§ **Direction**: Copy all lines below containing "JSON".
***** Given information
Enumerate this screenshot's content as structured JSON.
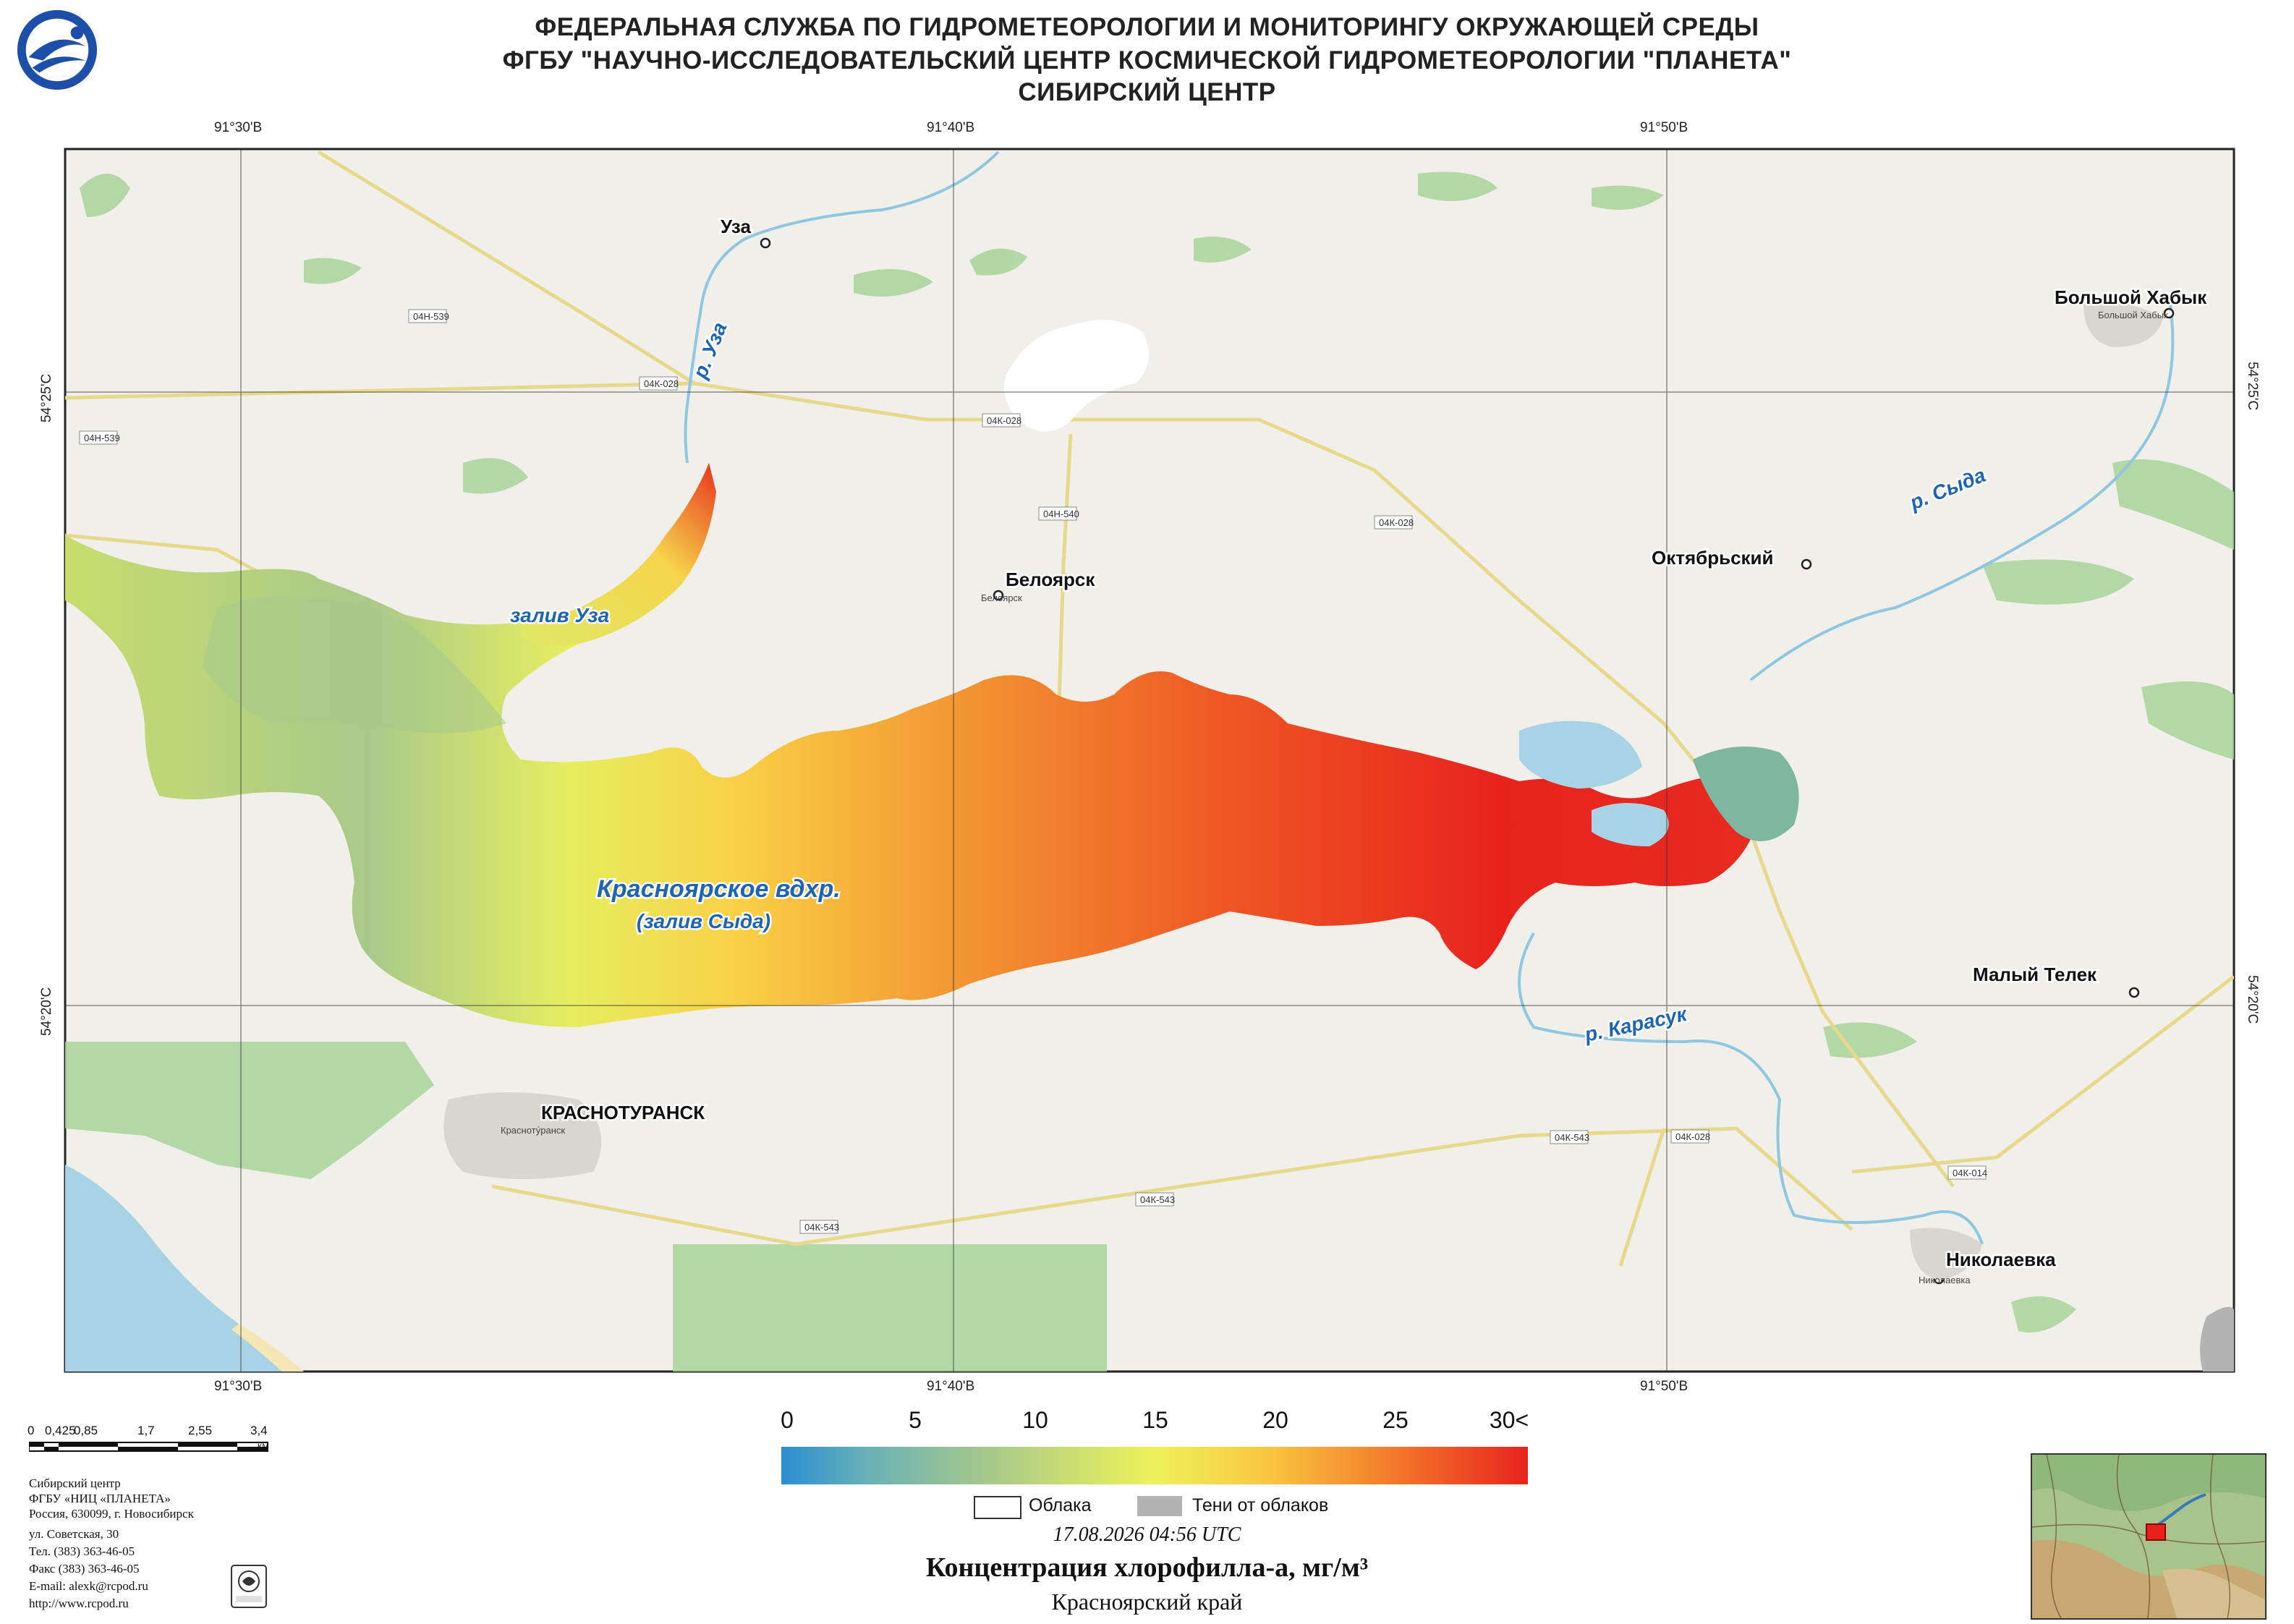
{
  "header": {
    "line1": "ФЕДЕРАЛЬНАЯ СЛУЖБА ПО ГИДРОМЕТЕОРОЛОГИИ И МОНИТОРИНГУ ОКРУЖАЮЩЕЙ СРЕДЫ",
    "line2": "ФГБУ \"НАУЧНО-ИССЛЕДОВАТЕЛЬСКИЙ ЦЕНТР КОСМИЧЕСКОЙ ГИДРОМЕТЕОРОЛОГИИ \"ПЛАНЕТА\"",
    "line3": "СИБИРСКИЙ ЦЕНТР"
  },
  "grid": {
    "lon_labels": [
      "91°30'В",
      "91°40'В",
      "91°50'В"
    ],
    "lat_labels": [
      "54°25'С",
      "54°20'С"
    ]
  },
  "places": {
    "uza": "Уза",
    "beloyarsk": "Белоярск",
    "beloyarsk_small": "Белоярск",
    "oktyabrsky": "Октябрьский",
    "bolshoy_khabyk": "Большой Хабык",
    "bolshoy_khabyk_small": "Большой Хабык",
    "maly_telek": "Малый Телек",
    "krasnoturansk": "КРАСНОТУРАНСК",
    "krasnoturansk_small": "Красноту́ранск",
    "nikolaevka": "Николаевка",
    "nikolaevka_small": "Николаевка"
  },
  "water_labels": {
    "river_uza": "р. Уза",
    "bay_uza": "залив Уза",
    "river_syda": "р. Сыда",
    "reservoir": "Красноярское вдхр.",
    "bay_syda": "(залив Сыда)",
    "river_karasuk": "р. Карасук"
  },
  "roads": {
    "r1": "04Н-539",
    "r2": "04Н-539",
    "r3": "04К-028",
    "r4": "04К-028",
    "r5": "04К-028",
    "r6": "04Н-540",
    "r7": "04К-543",
    "r8": "04К-543",
    "r9": "04К-543",
    "r10": "04К-028",
    "r11": "04К-014"
  },
  "scale_bar": {
    "labels": [
      "0",
      "0,425",
      "0,85",
      "1,7",
      "2,55",
      "3,4"
    ],
    "unit": "КМ"
  },
  "organization": {
    "lines": [
      "Сибирский центр",
      "ФГБУ «НИЦ «ПЛАНЕТА»",
      "Россия, 630099, г. Новосибирск",
      "ул. Советская, 30",
      "Тел. (383) 363-46-05",
      "Факс (383) 363-46-05",
      "E-mail: alexk@rcpod.ru",
      "http://www.rcpod.ru"
    ],
    "iso_badge": "ISO 9001"
  },
  "legend": {
    "ticks": [
      "0",
      "5",
      "10",
      "15",
      "20",
      "25",
      "30<"
    ],
    "gradient_colors": [
      "#2b8fd3",
      "#a8c98a",
      "#eef25a",
      "#f9c33e",
      "#f3792a",
      "#e8231e"
    ],
    "clouds_label": "Облака",
    "shadows_label": "Тени от облаков",
    "clouds_color": "#ffffff",
    "shadows_color": "#b3b3b3"
  },
  "footer": {
    "date": "17.08.2026  04:56 UTC",
    "title": "Концентрация хлорофилла-а, мг/м³",
    "region": "Красноярский край"
  }
}
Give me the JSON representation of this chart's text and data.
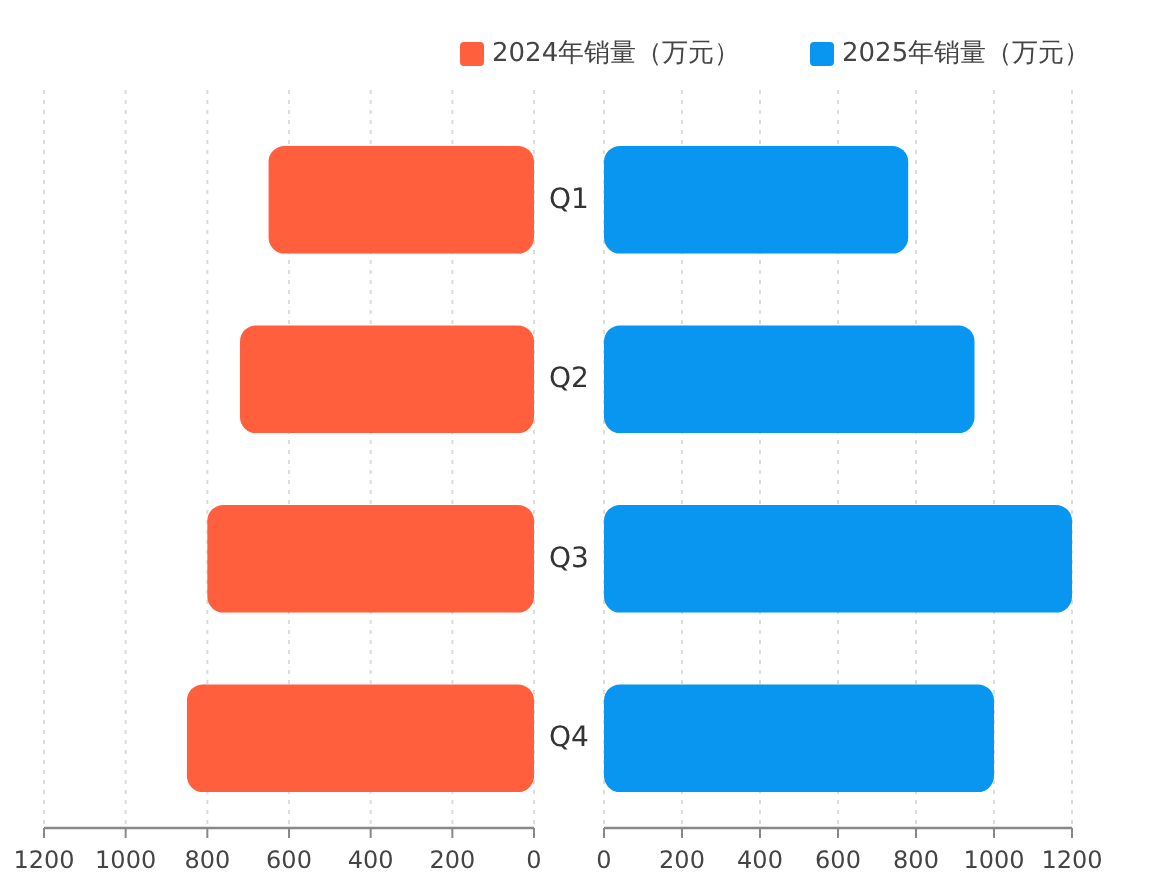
**********
§ **Answer for this exercise**:
Enumerate this screenshot's content as structured JSON.
Give me the JSON representation of this chart's text and data.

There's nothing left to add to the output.